Instructions for the task = Out of the lines below, please list those that hold the string "водоснабжение".

Source material =
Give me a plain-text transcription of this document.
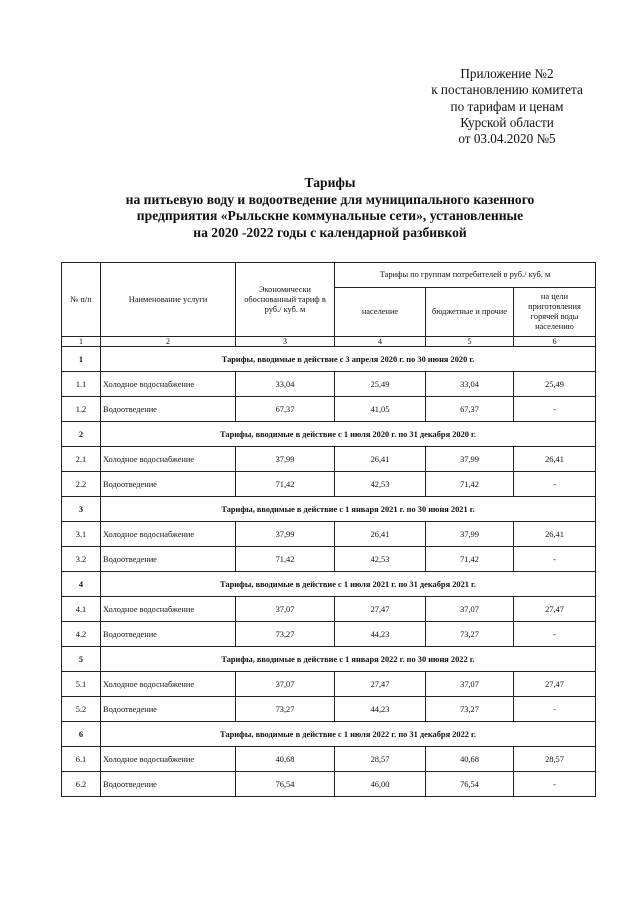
Приложение №2
к постановлению комитета
по тарифам и ценам
Курской области
от 03.04.2020 №5
Тарифы
на питьевую воду и водоотведение для муниципального казенного
предприятия «Рыльскне коммунальные сети», установленные
на 2020 -2022 годы с календарной разбивкой
№ п/п	Наименование услуги	Экономически обоснованный тариф в руб./ куб. м	Тарифы по группам потребителей в руб./ куб. м		
			население	бюджетные и прочие	на цели приготовления горячей воды населению
1	2	3	4	5	6
1	Тарифы, вводимые в действие с 3 апреля 2020 г. по 30 июня 2020 г.				
1.1	Холодное водоснабжение	33,04	25,49	33,04	25,49
1.2	Водоотведение	67,37	41,05	67,37	-
2	Тарифы, вводимые в действие с 1 июля 2020 г. по 31 декабря 2020 г.				
2.1	Холодное водоснабжение	37,99	26,41	37,99	26,41
2.2	Водоотведение	71,42	42,53	71,42	-
3	Тарифы, вводимые в действие с 1 января 2021 г. по 30 июня 2021 г.				
3.1	Холодное водоснабжение	37,99	26,41	37,99	26,41
3.2	Водоотведение	71,42	42,53	71,42	-
4	Тарифы, вводимые в действие с 1 июля 2021 г. по 31 декабря 2021 г.				
4.1	Холодное водоснабжение	37,07	27,47	37,07	27,47
4.2	Водоотведение	73,27	44,23	73,27	-
5	Тарифы, вводимые в действие с 1 января 2022 г. по 30 июня 2022 г.				
5.1	Холодное водоснабжение	37,07	27,47	37,07	27,47
5.2	Водоотведение	73,27	44,23	73,27	-
6	Тарифы, вводимые в действие с 1 июля 2022 г. по 31 декабря 2022 г.				
6.1	Холодное водоснабжение	40,68	28,57	40,68	28,57
6.2	Водоотведение	76,54	46,00	76,54	-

Written answer =
1.1	Холодное водоснабжение	33,04	25,49	33,04	25,49
2.1	Холодное водоснабжение	37,99	26,41	37,99	26,41
3.1	Холодное водоснабжение	37,99	26,41	37,99	26,41
4.1	Холодное водоснабжение	37,07	27,47	37,07	27,47
5.1	Холодное водоснабжение	37,07	27,47	37,07	27,47
6.1	Холодное водоснабжение	40,68	28,57	40,68	28,57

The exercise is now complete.